--- START OF TEXT SHOWN ---

Feed forward, sometimes written feedforward, is a term describing an element or pathway within a control system that passes a controlling signal from a source in its external environment to a load elsewhere in its external environment. This is often a command signal from an external operator.
A control system which has only feed-forward behavior responds to its control signal in a pre-defined way without responding to how the load reacts; it is in contrast with a system that also has feedback, which adjusts the output to take account of how it affects the load, and how the load itself may vary unpredictably; the load is considered to belong to the external environment of the system.
In a feed-forward system, the control variable adjustment is not error-based. Instead it is based on knowledge about the process in the form of a mathematical model of the process and knowledge about or measurements of the process disturbances.
Some prerequisites are needed for control scheme to be reliable by pure feed-forward without feedback: the external command or controlling signal must be available, and the effect of the output of the system on the load should be known (that usually means that the load must be predictably unchanging with time). Sometimes pure feed-forward control without feedback is called 'ballistic', because once a control signal has been sent, it cannot be further adjusted; any corrective adjustment must be by way of a new control signal. In contrast, 'cruise control' adjusts the output in response to the load that it encounters, by a feedback mechanism.
These systems could relate to control theory, physiology, or computing.
Overview
With
feed-forward or Feedforward control, the disturbances are measured and
accounted for before they have time to affect the system. In the house
example, a feed-forward system may measure the fact that the door is
opened and automatically turn on the heater before the house can get too
cold. The difficulty with feed-forward control is that the effects of
the disturbances on the system must be accurately predicted, and there
must not be any unmeasured disturbances. For instance, if a window was
opened that was not being measured, the feed-forward-controlled
thermostat might let the house cool down.
The term has specific meaning within the field of CPU-based automatic control.
The discipline of “feedforward control” as it relates to modern, CPU
based automatic controls is widely discussed, but is seldom practiced
due to the difficulty and expense of developing or providing for the mathematical model required to facilitate this type of control. Open-loop control and feedback control, often based on canned PID control algorithms, are much more widely used.
The Three types of Control System (a) Open Loop (b) Feed-forward (c) Feedback (Closed Loop) Based on Hopgood (2002)
There are three types of control systems: open loop, feed-forward,
and feedback.

--- END OF TEXT SHOWN ---
--- START OF RECORDS SUPPLIED ---

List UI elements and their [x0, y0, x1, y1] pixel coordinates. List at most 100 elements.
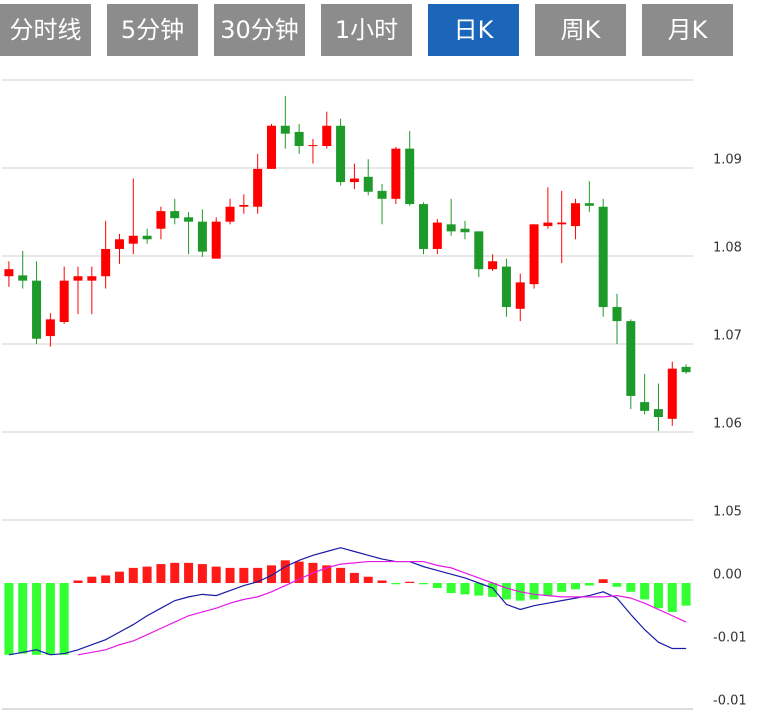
macd-bar — [474, 583, 484, 596]
y-tick-label: 0.00 — [713, 568, 742, 583]
macd-line — [77, 560, 687, 656]
macd-bar — [419, 583, 429, 585]
macd-bar — [253, 567, 263, 583]
macd-bar — [170, 562, 180, 583]
macd-bar — [432, 583, 442, 589]
macd-bar — [681, 583, 691, 606]
candle-body — [128, 235, 138, 244]
candle-body — [101, 248, 111, 277]
macd-bar — [460, 583, 470, 595]
candle-body — [156, 211, 166, 229]
macd-bar — [377, 580, 387, 583]
tab[interactable]: 月K — [642, 4, 733, 56]
candle-body — [667, 368, 677, 419]
macd-bar — [59, 583, 69, 655]
y-tick-label: 1.06 — [713, 417, 742, 432]
macd-bar — [4, 583, 14, 655]
macd-bar — [571, 583, 581, 590]
macd-bar — [391, 583, 401, 585]
macd-bar — [584, 583, 594, 586]
candle-body — [32, 280, 42, 339]
candle-body — [571, 203, 581, 227]
macd-bar — [87, 576, 97, 583]
macd-bar — [142, 566, 152, 583]
y-tick-label: -0.01 — [713, 631, 747, 646]
y-tick-label: 1.07 — [713, 329, 742, 344]
macd-bar — [280, 560, 290, 583]
candle-body — [308, 145, 318, 147]
candle-body — [515, 282, 525, 309]
macd-bar — [197, 564, 207, 583]
macd-bar — [239, 567, 249, 583]
candle-body — [280, 125, 290, 134]
candle-body — [294, 131, 304, 146]
macd-bar — [18, 583, 28, 654]
macd-bar — [45, 583, 55, 655]
macd-bar — [529, 583, 539, 600]
candle-body — [488, 261, 498, 270]
candle-body — [349, 178, 359, 183]
candle-body — [4, 269, 14, 277]
macd-bar — [501, 583, 511, 600]
macd-bar — [446, 583, 456, 594]
macd-bar — [211, 566, 221, 583]
candle-body — [653, 409, 663, 418]
candle-body — [543, 222, 553, 227]
candle-body — [225, 206, 235, 222]
candle-body — [432, 222, 442, 249]
candle-body — [253, 168, 263, 207]
y-tick-label: -0.01 — [713, 694, 747, 709]
macd-bar — [294, 561, 304, 583]
macd-bar — [336, 567, 346, 583]
macd-bar — [322, 565, 332, 583]
macd-bar — [543, 583, 553, 596]
y-tick-label: 1.08 — [713, 241, 742, 256]
tab[interactable]: 1小时 — [321, 4, 412, 56]
candle-body — [87, 276, 97, 281]
candle-body — [612, 307, 622, 322]
macd-bar — [156, 564, 166, 583]
candle-body — [184, 217, 194, 222]
candle-body — [640, 402, 650, 411]
macd-bar — [73, 580, 83, 583]
candle-body — [142, 235, 152, 240]
candle-body — [377, 190, 387, 199]
macd-bar — [114, 571, 124, 583]
tab[interactable]: 5分钟 — [107, 4, 198, 56]
tab[interactable]: 日K — [428, 4, 519, 56]
candle-body — [363, 176, 373, 192]
candle-body — [197, 221, 207, 252]
candle-body — [626, 321, 636, 396]
macd-bar — [488, 583, 498, 597]
candle-body — [681, 366, 691, 373]
y-tick-label: 1.05 — [713, 505, 742, 520]
candle-body — [266, 125, 276, 169]
macd-bar — [667, 583, 677, 612]
candle-body — [446, 224, 456, 232]
macd-bar — [626, 583, 636, 592]
macd-bar — [557, 583, 567, 592]
tab-bar: 分时线 5分钟 30分钟 1小时 日K 周K 月K — [0, 4, 769, 56]
candle-body — [474, 231, 484, 270]
candle-body — [18, 275, 28, 281]
candle-body — [557, 222, 567, 225]
candle-body — [529, 224, 539, 285]
y-tick-label: 1.09 — [713, 153, 742, 168]
macd-bar — [598, 579, 608, 583]
tab[interactable]: 分时线 — [0, 4, 91, 56]
candle-body — [419, 204, 429, 249]
macd-bar — [640, 583, 650, 600]
tab[interactable]: 30分钟 — [214, 4, 305, 56]
macd-bar — [653, 583, 663, 609]
tab[interactable]: 周K — [535, 4, 626, 56]
candle-body — [73, 276, 83, 281]
macd-line — [8, 547, 687, 656]
macd-bar — [363, 576, 373, 583]
macd-bar — [101, 575, 111, 583]
candle-body — [584, 203, 594, 206]
candle-body — [501, 266, 511, 308]
macd-bar — [612, 583, 622, 587]
macd-bar — [32, 583, 42, 655]
candle-body — [336, 125, 346, 183]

--- END OF RECORDS SUPPLIED ---

**EXERCISE OBJECTIVE:**
Write the next part of the text on feed-forward control, starting after its last sentence. The material comes from a different source than the text on feed-forward control.

**RIGHT ANSWER:**
An example of a pure open loop control system is manual
non-power-assisted steering of a motor car; the steering system does not
have access to an auxiliary power source and does not respond to
varying resistance to turning of the direction wheels; the driver must
make that response without help from the steering system. In comparison,
power steering
has access to a controlled auxiliary power source, which depends on the
engine speed. When the steering wheel is turned, a valve is opened
which allows fluid under pressure to turn the driving wheels. A sensor
monitors that pressure so that the valve only opens enough to cause the
correct pressure to reach the wheel turning mechanism. This is
feed-forward control where the output of the system, the change in
direction of travel of the vehicle, plays no part in the system. See Model predictive control.
If you include the driver in the system, then they do provide a
feedback path by observing the direction of travel and compensating for
errors by turning the steering wheel. In that case you have a feedback
system, and the block labeled "System" in Figure(c) is a feed-forward
system.
In other words, systems of different types can be nested, and the overall system regarded as a black-box.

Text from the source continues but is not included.